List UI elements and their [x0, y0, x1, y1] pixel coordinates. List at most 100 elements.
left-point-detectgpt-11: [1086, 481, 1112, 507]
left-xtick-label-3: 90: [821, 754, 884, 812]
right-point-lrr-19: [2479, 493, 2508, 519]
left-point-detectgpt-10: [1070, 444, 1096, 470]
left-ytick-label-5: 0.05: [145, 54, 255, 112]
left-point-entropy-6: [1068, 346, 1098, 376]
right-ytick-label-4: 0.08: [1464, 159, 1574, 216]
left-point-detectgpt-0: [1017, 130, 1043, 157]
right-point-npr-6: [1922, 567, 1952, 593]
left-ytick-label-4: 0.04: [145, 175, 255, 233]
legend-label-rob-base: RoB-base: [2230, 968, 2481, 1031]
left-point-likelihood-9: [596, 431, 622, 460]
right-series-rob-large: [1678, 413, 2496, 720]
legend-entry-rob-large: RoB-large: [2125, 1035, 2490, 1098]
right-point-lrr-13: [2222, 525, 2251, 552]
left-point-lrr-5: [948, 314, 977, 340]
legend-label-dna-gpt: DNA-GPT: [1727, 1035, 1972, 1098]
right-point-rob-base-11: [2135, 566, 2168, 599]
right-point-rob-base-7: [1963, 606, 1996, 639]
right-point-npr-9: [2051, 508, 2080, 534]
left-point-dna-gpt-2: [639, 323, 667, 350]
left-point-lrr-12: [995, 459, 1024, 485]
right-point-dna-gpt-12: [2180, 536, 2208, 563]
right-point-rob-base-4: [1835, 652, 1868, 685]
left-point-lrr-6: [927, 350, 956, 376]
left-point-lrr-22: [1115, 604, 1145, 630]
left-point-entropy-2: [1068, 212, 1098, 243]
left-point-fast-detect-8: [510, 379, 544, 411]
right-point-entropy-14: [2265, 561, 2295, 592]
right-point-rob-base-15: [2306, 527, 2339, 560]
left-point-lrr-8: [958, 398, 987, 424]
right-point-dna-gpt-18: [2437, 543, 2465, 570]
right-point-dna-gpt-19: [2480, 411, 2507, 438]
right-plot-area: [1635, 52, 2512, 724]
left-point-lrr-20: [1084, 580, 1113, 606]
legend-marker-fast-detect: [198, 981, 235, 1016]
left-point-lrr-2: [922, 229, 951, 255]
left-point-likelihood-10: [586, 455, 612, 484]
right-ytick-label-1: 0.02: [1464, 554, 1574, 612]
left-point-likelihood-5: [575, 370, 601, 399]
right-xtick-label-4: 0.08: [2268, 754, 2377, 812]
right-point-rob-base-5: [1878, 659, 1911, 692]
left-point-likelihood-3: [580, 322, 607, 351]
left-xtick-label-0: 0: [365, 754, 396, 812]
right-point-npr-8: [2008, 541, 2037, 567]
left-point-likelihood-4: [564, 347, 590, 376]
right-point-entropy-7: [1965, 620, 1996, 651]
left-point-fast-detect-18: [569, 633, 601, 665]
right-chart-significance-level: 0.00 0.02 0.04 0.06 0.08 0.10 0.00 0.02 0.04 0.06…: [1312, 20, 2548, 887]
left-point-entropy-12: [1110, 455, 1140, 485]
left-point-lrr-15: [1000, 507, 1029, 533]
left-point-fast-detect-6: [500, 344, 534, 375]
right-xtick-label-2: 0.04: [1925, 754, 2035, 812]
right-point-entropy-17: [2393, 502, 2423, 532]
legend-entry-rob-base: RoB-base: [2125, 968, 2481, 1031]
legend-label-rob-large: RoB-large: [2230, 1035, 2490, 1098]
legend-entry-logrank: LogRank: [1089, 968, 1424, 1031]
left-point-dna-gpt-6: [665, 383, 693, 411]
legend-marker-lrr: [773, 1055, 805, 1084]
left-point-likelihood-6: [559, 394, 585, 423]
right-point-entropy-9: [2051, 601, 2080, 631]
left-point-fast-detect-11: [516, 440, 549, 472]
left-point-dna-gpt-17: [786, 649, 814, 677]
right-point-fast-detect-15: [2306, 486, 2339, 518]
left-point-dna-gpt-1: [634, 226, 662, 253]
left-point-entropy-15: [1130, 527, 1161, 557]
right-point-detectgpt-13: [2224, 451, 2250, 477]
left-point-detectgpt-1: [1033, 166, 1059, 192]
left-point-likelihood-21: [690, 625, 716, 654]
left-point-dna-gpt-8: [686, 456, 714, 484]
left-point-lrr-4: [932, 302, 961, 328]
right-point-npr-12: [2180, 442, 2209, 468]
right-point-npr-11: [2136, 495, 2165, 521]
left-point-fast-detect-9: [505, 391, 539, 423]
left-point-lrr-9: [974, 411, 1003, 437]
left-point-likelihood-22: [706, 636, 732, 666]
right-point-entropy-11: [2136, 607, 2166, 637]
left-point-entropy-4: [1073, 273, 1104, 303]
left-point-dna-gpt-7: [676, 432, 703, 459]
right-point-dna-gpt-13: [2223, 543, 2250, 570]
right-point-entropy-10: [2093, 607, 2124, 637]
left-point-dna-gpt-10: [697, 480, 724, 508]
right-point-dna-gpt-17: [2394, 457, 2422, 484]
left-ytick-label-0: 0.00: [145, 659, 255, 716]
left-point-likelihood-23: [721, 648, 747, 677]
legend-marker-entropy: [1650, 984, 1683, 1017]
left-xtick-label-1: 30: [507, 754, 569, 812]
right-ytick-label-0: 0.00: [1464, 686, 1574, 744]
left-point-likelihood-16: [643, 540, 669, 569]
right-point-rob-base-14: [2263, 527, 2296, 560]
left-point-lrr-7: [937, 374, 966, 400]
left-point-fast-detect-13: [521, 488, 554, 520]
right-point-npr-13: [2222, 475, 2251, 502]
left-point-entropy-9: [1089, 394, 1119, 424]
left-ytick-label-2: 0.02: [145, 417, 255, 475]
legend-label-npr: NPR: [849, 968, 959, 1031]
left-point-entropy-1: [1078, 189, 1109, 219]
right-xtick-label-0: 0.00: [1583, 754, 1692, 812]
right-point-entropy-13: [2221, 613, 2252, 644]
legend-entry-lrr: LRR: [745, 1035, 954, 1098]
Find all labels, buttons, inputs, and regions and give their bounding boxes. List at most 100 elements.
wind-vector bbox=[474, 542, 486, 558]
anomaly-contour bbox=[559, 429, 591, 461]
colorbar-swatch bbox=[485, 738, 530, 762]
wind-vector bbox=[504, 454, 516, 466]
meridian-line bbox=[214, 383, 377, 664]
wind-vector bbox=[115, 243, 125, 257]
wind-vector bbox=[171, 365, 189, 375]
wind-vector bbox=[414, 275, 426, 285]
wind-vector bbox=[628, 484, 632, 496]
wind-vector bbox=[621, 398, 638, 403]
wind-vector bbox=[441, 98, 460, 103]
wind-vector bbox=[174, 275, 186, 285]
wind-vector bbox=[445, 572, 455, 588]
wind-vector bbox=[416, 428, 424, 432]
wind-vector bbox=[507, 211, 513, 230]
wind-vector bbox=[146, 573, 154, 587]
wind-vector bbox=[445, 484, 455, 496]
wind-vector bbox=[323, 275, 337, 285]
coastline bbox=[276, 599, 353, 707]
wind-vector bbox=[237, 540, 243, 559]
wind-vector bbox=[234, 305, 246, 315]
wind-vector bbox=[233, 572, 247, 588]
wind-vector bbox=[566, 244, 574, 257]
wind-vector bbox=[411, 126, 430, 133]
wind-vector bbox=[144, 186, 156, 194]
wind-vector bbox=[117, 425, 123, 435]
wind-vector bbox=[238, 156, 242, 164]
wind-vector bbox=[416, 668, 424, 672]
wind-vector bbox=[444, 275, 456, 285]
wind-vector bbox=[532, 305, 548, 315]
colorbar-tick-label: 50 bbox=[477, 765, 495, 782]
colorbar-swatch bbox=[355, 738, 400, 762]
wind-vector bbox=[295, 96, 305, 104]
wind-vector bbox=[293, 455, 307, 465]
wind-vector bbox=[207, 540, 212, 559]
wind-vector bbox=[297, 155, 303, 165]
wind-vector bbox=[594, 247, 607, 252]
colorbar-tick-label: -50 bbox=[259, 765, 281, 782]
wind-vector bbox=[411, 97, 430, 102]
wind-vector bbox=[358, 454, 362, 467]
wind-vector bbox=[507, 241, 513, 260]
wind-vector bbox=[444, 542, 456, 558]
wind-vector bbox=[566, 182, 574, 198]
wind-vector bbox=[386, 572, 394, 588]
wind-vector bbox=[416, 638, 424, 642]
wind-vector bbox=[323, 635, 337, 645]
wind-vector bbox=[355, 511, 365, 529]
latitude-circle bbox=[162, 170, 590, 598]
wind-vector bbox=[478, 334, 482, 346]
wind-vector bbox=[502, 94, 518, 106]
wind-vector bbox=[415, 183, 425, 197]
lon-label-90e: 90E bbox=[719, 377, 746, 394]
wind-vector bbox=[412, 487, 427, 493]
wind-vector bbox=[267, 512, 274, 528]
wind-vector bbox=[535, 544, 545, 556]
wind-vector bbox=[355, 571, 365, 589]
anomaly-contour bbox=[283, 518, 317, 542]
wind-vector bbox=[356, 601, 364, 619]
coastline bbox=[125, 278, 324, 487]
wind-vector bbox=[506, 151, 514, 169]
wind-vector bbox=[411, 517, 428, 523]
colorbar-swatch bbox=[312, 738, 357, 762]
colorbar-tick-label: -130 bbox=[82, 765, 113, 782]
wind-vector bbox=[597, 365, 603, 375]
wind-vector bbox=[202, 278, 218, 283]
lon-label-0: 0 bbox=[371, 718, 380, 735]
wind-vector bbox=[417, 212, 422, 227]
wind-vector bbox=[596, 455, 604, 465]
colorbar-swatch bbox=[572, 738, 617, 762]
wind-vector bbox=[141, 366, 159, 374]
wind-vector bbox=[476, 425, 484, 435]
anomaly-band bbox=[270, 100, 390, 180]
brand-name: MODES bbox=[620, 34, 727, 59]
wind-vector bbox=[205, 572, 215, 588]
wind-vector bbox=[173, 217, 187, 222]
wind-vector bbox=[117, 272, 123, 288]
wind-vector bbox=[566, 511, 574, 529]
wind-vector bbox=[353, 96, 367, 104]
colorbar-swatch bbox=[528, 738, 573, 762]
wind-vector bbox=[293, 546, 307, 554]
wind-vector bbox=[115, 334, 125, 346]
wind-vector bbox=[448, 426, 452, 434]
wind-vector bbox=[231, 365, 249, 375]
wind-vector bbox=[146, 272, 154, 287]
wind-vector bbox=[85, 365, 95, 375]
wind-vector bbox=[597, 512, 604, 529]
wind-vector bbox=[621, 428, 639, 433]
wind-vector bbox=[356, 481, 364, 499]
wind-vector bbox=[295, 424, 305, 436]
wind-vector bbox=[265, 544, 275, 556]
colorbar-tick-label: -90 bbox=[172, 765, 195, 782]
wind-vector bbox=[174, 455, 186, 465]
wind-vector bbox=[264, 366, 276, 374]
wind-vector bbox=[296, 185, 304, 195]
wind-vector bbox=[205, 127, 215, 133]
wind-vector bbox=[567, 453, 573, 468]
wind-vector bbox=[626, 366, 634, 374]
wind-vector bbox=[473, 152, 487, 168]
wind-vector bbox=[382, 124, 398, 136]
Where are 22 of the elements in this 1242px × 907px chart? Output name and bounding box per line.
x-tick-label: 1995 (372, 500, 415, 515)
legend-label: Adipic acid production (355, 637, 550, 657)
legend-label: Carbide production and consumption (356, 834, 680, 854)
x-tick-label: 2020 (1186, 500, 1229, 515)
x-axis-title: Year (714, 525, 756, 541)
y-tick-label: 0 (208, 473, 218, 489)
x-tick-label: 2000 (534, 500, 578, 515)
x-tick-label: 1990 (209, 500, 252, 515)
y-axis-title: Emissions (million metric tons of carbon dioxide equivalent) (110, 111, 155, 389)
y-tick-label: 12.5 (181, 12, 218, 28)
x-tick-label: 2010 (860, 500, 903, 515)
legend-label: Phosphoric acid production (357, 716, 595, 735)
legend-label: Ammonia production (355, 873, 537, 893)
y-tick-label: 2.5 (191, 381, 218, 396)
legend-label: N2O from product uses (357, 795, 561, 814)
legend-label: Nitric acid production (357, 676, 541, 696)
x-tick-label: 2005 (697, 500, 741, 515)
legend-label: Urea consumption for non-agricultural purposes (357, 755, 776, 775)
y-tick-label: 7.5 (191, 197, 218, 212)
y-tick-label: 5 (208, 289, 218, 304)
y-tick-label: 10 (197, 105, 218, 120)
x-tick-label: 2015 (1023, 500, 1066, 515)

────────

» **TASK INSTRUCTIONS**:
Reproduce the lines of the records from the start through the line with "left-point-detectgpt-0: [1017, 130, 1043, 157]", including both ends.

» **THE SOLUTION**:
List UI elements and their [x0, y0, x1, y1] pixel coordinates. List at most 100 elements.
left-point-detectgpt-11: [1086, 481, 1112, 507]
left-xtick-label-3: 90: [821, 754, 884, 812]
right-point-lrr-19: [2479, 493, 2508, 519]
left-point-detectgpt-10: [1070, 444, 1096, 470]
left-ytick-label-5: 0.05: [145, 54, 255, 112]
left-point-entropy-6: [1068, 346, 1098, 376]
right-ytick-label-4: 0.08: [1464, 159, 1574, 216]
left-point-detectgpt-0: [1017, 130, 1043, 157]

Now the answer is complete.